What you should do: Determine the number of lines in the listing below where the string "JSON" occurs; answer with the number alone.

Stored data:
┌────────
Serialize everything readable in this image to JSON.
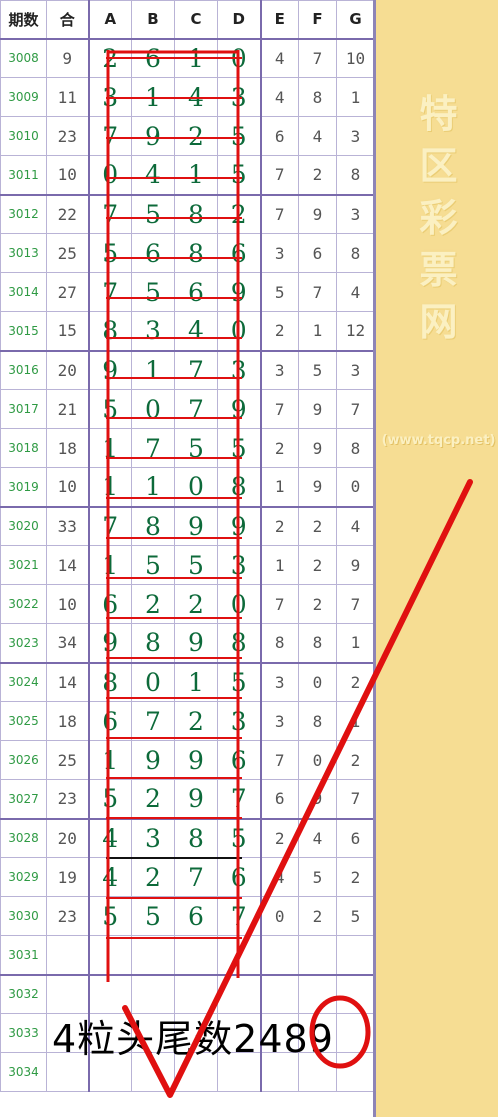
{
  "headers": {
    "issue": "期数",
    "sum": "合",
    "a": "A",
    "b": "B",
    "c": "C",
    "d": "D",
    "e": "E",
    "f": "F",
    "g": "G"
  },
  "rows": [
    {
      "issue": "3008",
      "sum": "9",
      "a": "2",
      "b": "6",
      "c": "1",
      "d": "0",
      "e": "4",
      "f": "7",
      "g": "10"
    },
    {
      "issue": "3009",
      "sum": "11",
      "a": "3",
      "b": "1",
      "c": "4",
      "d": "3",
      "e": "4",
      "f": "8",
      "g": "1"
    },
    {
      "issue": "3010",
      "sum": "23",
      "a": "7",
      "b": "9",
      "c": "2",
      "d": "5",
      "e": "6",
      "f": "4",
      "g": "3"
    },
    {
      "issue": "3011",
      "sum": "10",
      "a": "0",
      "b": "4",
      "c": "1",
      "d": "5",
      "e": "7",
      "f": "2",
      "g": "8"
    },
    {
      "issue": "3012",
      "sum": "22",
      "a": "7",
      "b": "5",
      "c": "8",
      "d": "2",
      "e": "7",
      "f": "9",
      "g": "3"
    },
    {
      "issue": "3013",
      "sum": "25",
      "a": "5",
      "b": "6",
      "c": "8",
      "d": "6",
      "e": "3",
      "f": "6",
      "g": "8"
    },
    {
      "issue": "3014",
      "sum": "27",
      "a": "7",
      "b": "5",
      "c": "6",
      "d": "9",
      "e": "5",
      "f": "7",
      "g": "4"
    },
    {
      "issue": "3015",
      "sum": "15",
      "a": "8",
      "b": "3",
      "c": "4",
      "d": "0",
      "e": "2",
      "f": "1",
      "g": "12"
    },
    {
      "issue": "3016",
      "sum": "20",
      "a": "9",
      "b": "1",
      "c": "7",
      "d": "3",
      "e": "3",
      "f": "5",
      "g": "3"
    },
    {
      "issue": "3017",
      "sum": "21",
      "a": "5",
      "b": "0",
      "c": "7",
      "d": "9",
      "e": "7",
      "f": "9",
      "g": "7"
    },
    {
      "issue": "3018",
      "sum": "18",
      "a": "1",
      "b": "7",
      "c": "5",
      "d": "5",
      "e": "2",
      "f": "9",
      "g": "8"
    },
    {
      "issue": "3019",
      "sum": "10",
      "a": "1",
      "b": "1",
      "c": "0",
      "d": "8",
      "e": "1",
      "f": "9",
      "g": "0"
    },
    {
      "issue": "3020",
      "sum": "33",
      "a": "7",
      "b": "8",
      "c": "9",
      "d": "9",
      "e": "2",
      "f": "2",
      "g": "4"
    },
    {
      "issue": "3021",
      "sum": "14",
      "a": "1",
      "b": "5",
      "c": "5",
      "d": "3",
      "e": "1",
      "f": "2",
      "g": "9"
    },
    {
      "issue": "3022",
      "sum": "10",
      "a": "6",
      "b": "2",
      "c": "2",
      "d": "0",
      "e": "7",
      "f": "2",
      "g": "7"
    },
    {
      "issue": "3023",
      "sum": "34",
      "a": "9",
      "b": "8",
      "c": "9",
      "d": "8",
      "e": "8",
      "f": "8",
      "g": "1"
    },
    {
      "issue": "3024",
      "sum": "14",
      "a": "8",
      "b": "0",
      "c": "1",
      "d": "5",
      "e": "3",
      "f": "0",
      "g": "2"
    },
    {
      "issue": "3025",
      "sum": "18",
      "a": "6",
      "b": "7",
      "c": "2",
      "d": "3",
      "e": "3",
      "f": "8",
      "g": "1"
    },
    {
      "issue": "3026",
      "sum": "25",
      "a": "1",
      "b": "9",
      "c": "9",
      "d": "6",
      "e": "7",
      "f": "0",
      "g": "2"
    },
    {
      "issue": "3027",
      "sum": "23",
      "a": "5",
      "b": "2",
      "c": "9",
      "d": "7",
      "e": "6",
      "f": "9",
      "g": "7"
    },
    {
      "issue": "3028",
      "sum": "20",
      "a": "4",
      "b": "3",
      "c": "8",
      "d": "5",
      "e": "2",
      "f": "4",
      "g": "6"
    },
    {
      "issue": "3029",
      "sum": "19",
      "a": "4",
      "b": "2",
      "c": "7",
      "d": "6",
      "e": "4",
      "f": "5",
      "g": "2"
    },
    {
      "issue": "3030",
      "sum": "23",
      "a": "5",
      "b": "5",
      "c": "6",
      "d": "7",
      "e": "0",
      "f": "2",
      "g": "5"
    },
    {
      "issue": "3031",
      "sum": "",
      "a": "",
      "b": "",
      "c": "",
      "d": "",
      "e": "",
      "f": "",
      "g": ""
    },
    {
      "issue": "3032",
      "sum": "",
      "a": "",
      "b": "",
      "c": "",
      "d": "",
      "e": "",
      "f": "",
      "g": ""
    },
    {
      "issue": "3033",
      "sum": "",
      "a": "",
      "b": "",
      "c": "",
      "d": "",
      "e": "",
      "f": "",
      "g": ""
    },
    {
      "issue": "3034",
      "sum": "",
      "a": "",
      "b": "",
      "c": "",
      "d": "",
      "e": "",
      "f": "",
      "g": ""
    }
  ],
  "note": "4粒头尾数2489",
  "watermark": {
    "chars": [
      "特",
      "区",
      "彩",
      "票",
      "网"
    ],
    "url": "(www.tqcp.net)"
  },
  "colors": {
    "issue_text": "#2f9a44",
    "digit_text": "#0d6a3a",
    "annotation": "#e01010",
    "side_panel": "#f6dd93"
  }
}
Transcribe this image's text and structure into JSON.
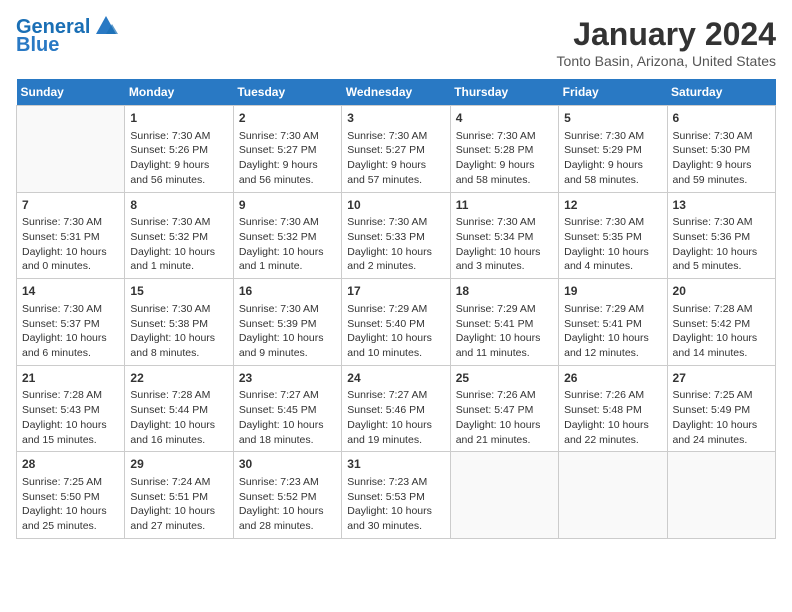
{
  "logo": {
    "line1": "General",
    "line2": "Blue"
  },
  "title": "January 2024",
  "subtitle": "Tonto Basin, Arizona, United States",
  "weekdays": [
    "Sunday",
    "Monday",
    "Tuesday",
    "Wednesday",
    "Thursday",
    "Friday",
    "Saturday"
  ],
  "weeks": [
    [
      {
        "day": "",
        "info": ""
      },
      {
        "day": "1",
        "info": "Sunrise: 7:30 AM\nSunset: 5:26 PM\nDaylight: 9 hours\nand 56 minutes."
      },
      {
        "day": "2",
        "info": "Sunrise: 7:30 AM\nSunset: 5:27 PM\nDaylight: 9 hours\nand 56 minutes."
      },
      {
        "day": "3",
        "info": "Sunrise: 7:30 AM\nSunset: 5:27 PM\nDaylight: 9 hours\nand 57 minutes."
      },
      {
        "day": "4",
        "info": "Sunrise: 7:30 AM\nSunset: 5:28 PM\nDaylight: 9 hours\nand 58 minutes."
      },
      {
        "day": "5",
        "info": "Sunrise: 7:30 AM\nSunset: 5:29 PM\nDaylight: 9 hours\nand 58 minutes."
      },
      {
        "day": "6",
        "info": "Sunrise: 7:30 AM\nSunset: 5:30 PM\nDaylight: 9 hours\nand 59 minutes."
      }
    ],
    [
      {
        "day": "7",
        "info": "Sunrise: 7:30 AM\nSunset: 5:31 PM\nDaylight: 10 hours\nand 0 minutes."
      },
      {
        "day": "8",
        "info": "Sunrise: 7:30 AM\nSunset: 5:32 PM\nDaylight: 10 hours\nand 1 minute."
      },
      {
        "day": "9",
        "info": "Sunrise: 7:30 AM\nSunset: 5:32 PM\nDaylight: 10 hours\nand 1 minute."
      },
      {
        "day": "10",
        "info": "Sunrise: 7:30 AM\nSunset: 5:33 PM\nDaylight: 10 hours\nand 2 minutes."
      },
      {
        "day": "11",
        "info": "Sunrise: 7:30 AM\nSunset: 5:34 PM\nDaylight: 10 hours\nand 3 minutes."
      },
      {
        "day": "12",
        "info": "Sunrise: 7:30 AM\nSunset: 5:35 PM\nDaylight: 10 hours\nand 4 minutes."
      },
      {
        "day": "13",
        "info": "Sunrise: 7:30 AM\nSunset: 5:36 PM\nDaylight: 10 hours\nand 5 minutes."
      }
    ],
    [
      {
        "day": "14",
        "info": "Sunrise: 7:30 AM\nSunset: 5:37 PM\nDaylight: 10 hours\nand 6 minutes."
      },
      {
        "day": "15",
        "info": "Sunrise: 7:30 AM\nSunset: 5:38 PM\nDaylight: 10 hours\nand 8 minutes."
      },
      {
        "day": "16",
        "info": "Sunrise: 7:30 AM\nSunset: 5:39 PM\nDaylight: 10 hours\nand 9 minutes."
      },
      {
        "day": "17",
        "info": "Sunrise: 7:29 AM\nSunset: 5:40 PM\nDaylight: 10 hours\nand 10 minutes."
      },
      {
        "day": "18",
        "info": "Sunrise: 7:29 AM\nSunset: 5:41 PM\nDaylight: 10 hours\nand 11 minutes."
      },
      {
        "day": "19",
        "info": "Sunrise: 7:29 AM\nSunset: 5:41 PM\nDaylight: 10 hours\nand 12 minutes."
      },
      {
        "day": "20",
        "info": "Sunrise: 7:28 AM\nSunset: 5:42 PM\nDaylight: 10 hours\nand 14 minutes."
      }
    ],
    [
      {
        "day": "21",
        "info": "Sunrise: 7:28 AM\nSunset: 5:43 PM\nDaylight: 10 hours\nand 15 minutes."
      },
      {
        "day": "22",
        "info": "Sunrise: 7:28 AM\nSunset: 5:44 PM\nDaylight: 10 hours\nand 16 minutes."
      },
      {
        "day": "23",
        "info": "Sunrise: 7:27 AM\nSunset: 5:45 PM\nDaylight: 10 hours\nand 18 minutes."
      },
      {
        "day": "24",
        "info": "Sunrise: 7:27 AM\nSunset: 5:46 PM\nDaylight: 10 hours\nand 19 minutes."
      },
      {
        "day": "25",
        "info": "Sunrise: 7:26 AM\nSunset: 5:47 PM\nDaylight: 10 hours\nand 21 minutes."
      },
      {
        "day": "26",
        "info": "Sunrise: 7:26 AM\nSunset: 5:48 PM\nDaylight: 10 hours\nand 22 minutes."
      },
      {
        "day": "27",
        "info": "Sunrise: 7:25 AM\nSunset: 5:49 PM\nDaylight: 10 hours\nand 24 minutes."
      }
    ],
    [
      {
        "day": "28",
        "info": "Sunrise: 7:25 AM\nSunset: 5:50 PM\nDaylight: 10 hours\nand 25 minutes."
      },
      {
        "day": "29",
        "info": "Sunrise: 7:24 AM\nSunset: 5:51 PM\nDaylight: 10 hours\nand 27 minutes."
      },
      {
        "day": "30",
        "info": "Sunrise: 7:23 AM\nSunset: 5:52 PM\nDaylight: 10 hours\nand 28 minutes."
      },
      {
        "day": "31",
        "info": "Sunrise: 7:23 AM\nSunset: 5:53 PM\nDaylight: 10 hours\nand 30 minutes."
      },
      {
        "day": "",
        "info": ""
      },
      {
        "day": "",
        "info": ""
      },
      {
        "day": "",
        "info": ""
      }
    ]
  ]
}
└────────
The completed task: 2